Data for this task:
* * *

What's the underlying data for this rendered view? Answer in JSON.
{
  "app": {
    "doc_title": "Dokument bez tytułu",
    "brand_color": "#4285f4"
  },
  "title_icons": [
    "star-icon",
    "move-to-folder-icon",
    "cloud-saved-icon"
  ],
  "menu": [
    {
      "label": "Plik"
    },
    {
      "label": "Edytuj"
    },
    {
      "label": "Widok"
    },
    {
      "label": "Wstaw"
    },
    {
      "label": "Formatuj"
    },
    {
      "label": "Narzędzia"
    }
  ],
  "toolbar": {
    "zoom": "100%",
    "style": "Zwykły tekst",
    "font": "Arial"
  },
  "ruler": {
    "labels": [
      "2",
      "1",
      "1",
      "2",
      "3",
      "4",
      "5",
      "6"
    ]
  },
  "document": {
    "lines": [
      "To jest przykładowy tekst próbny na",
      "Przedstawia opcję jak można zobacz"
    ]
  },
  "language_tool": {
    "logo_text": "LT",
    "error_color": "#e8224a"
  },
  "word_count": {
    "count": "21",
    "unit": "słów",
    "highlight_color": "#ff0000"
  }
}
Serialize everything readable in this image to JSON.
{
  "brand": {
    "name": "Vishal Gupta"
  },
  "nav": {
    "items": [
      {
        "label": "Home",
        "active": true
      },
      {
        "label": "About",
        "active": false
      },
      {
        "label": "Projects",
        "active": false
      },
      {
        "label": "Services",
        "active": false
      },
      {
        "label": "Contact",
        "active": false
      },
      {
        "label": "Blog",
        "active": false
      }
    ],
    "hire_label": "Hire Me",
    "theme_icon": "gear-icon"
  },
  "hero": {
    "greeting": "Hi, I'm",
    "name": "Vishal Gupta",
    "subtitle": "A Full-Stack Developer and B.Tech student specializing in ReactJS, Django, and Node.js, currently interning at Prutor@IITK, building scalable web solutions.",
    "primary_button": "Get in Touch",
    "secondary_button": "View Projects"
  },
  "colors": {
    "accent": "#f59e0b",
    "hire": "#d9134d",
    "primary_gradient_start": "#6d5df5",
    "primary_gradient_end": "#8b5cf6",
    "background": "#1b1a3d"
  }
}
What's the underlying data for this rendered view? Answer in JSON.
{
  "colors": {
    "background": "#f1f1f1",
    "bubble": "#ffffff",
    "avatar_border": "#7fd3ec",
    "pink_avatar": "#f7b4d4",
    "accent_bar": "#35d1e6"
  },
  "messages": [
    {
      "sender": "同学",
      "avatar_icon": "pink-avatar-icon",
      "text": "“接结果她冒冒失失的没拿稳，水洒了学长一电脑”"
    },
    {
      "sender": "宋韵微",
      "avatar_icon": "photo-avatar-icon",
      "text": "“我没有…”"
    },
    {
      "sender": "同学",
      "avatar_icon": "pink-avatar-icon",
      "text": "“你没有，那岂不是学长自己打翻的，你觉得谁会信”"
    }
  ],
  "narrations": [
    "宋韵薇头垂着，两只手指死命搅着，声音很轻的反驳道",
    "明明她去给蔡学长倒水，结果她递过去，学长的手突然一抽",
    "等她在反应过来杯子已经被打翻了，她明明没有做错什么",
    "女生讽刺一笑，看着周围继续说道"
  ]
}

* * *

Task objective: Retype all of the material above with every character intact.

Output of the task:
What's the underlying data for this rendered view? Answer in JSON.
{
  "app": {
    "doc_title": "Dokument bez tytułu",
    "brand_color": "#4285f4"
  },
  "title_icons": [
    "star-icon",
    "move-to-folder-icon",
    "cloud-saved-icon"
  ],
  "menu": [
    {
      "label": "Plik"
    },
    {
      "label": "Edytuj"
    },
    {
      "label": "Widok"
    },
    {
      "label": "Wstaw"
    },
    {
      "label": "Formatuj"
    },
    {
      "label": "Narzędzia"
    }
  ],
  "toolbar": {
    "zoom": "100%",
    "style": "Zwykły tekst",
    "font": "Arial"
  },
  "ruler": {
    "labels": [
      "2",
      "1",
      "1",
      "2",
      "3",
      "4",
      "5",
      "6"
    ]
  },
  "document": {
    "lines": [
      "To jest przykładowy tekst próbny na",
      "Przedstawia opcję jak można zobacz"
    ]
  },
  "language_tool": {
    "logo_text": "LT",
    "error_color": "#e8224a"
  },
  "word_count": {
    "count": "21",
    "unit": "słów",
    "highlight_color": "#ff0000"
  }
}
Serialize everything readable in this image to JSON.
{
  "brand": {
    "name": "Vishal Gupta"
  },
  "nav": {
    "items": [
      {
        "label": "Home",
        "active": true
      },
      {
        "label": "About",
        "active": false
      },
      {
        "label": "Projects",
        "active": false
      },
      {
        "label": "Services",
        "active": false
      },
      {
        "label": "Contact",
        "active": false
      },
      {
        "label": "Blog",
        "active": false
      }
    ],
    "hire_label": "Hire Me",
    "theme_icon": "gear-icon"
  },
  "hero": {
    "greeting": "Hi, I'm",
    "name": "Vishal Gupta",
    "subtitle": "A Full-Stack Developer and B.Tech student specializing in ReactJS, Django, and Node.js, currently interning at Prutor@IITK, building scalable web solutions.",
    "primary_button": "Get in Touch",
    "secondary_button": "View Projects"
  },
  "colors": {
    "accent": "#f59e0b",
    "hire": "#d9134d",
    "primary_gradient_start": "#6d5df5",
    "primary_gradient_end": "#8b5cf6",
    "background": "#1b1a3d"
  }
}
What's the underlying data for this rendered view? Answer in JSON.
{
  "colors": {
    "background": "#f1f1f1",
    "bubble": "#ffffff",
    "avatar_border": "#7fd3ec",
    "pink_avatar": "#f7b4d4",
    "accent_bar": "#35d1e6"
  },
  "messages": [
    {
      "sender": "同学",
      "avatar_icon": "pink-avatar-icon",
      "text": "“接结果她冒冒失失的没拿稳，水洒了学长一电脑”"
    },
    {
      "sender": "宋韵微",
      "avatar_icon": "photo-avatar-icon",
      "text": "“我没有…”"
    },
    {
      "sender": "同学",
      "avatar_icon": "pink-avatar-icon",
      "text": "“你没有，那岂不是学长自己打翻的，你觉得谁会信”"
    }
  ],
  "narrations": [
    "宋韵薇头垂着，两只手指死命搅着，声音很轻的反驳道",
    "明明她去给蔡学长倒水，结果她递过去，学长的手突然一抽",
    "等她在反应过来杯子已经被打翻了，她明明没有做错什么",
    "女生讽刺一笑，看着周围继续说道"
  ]
}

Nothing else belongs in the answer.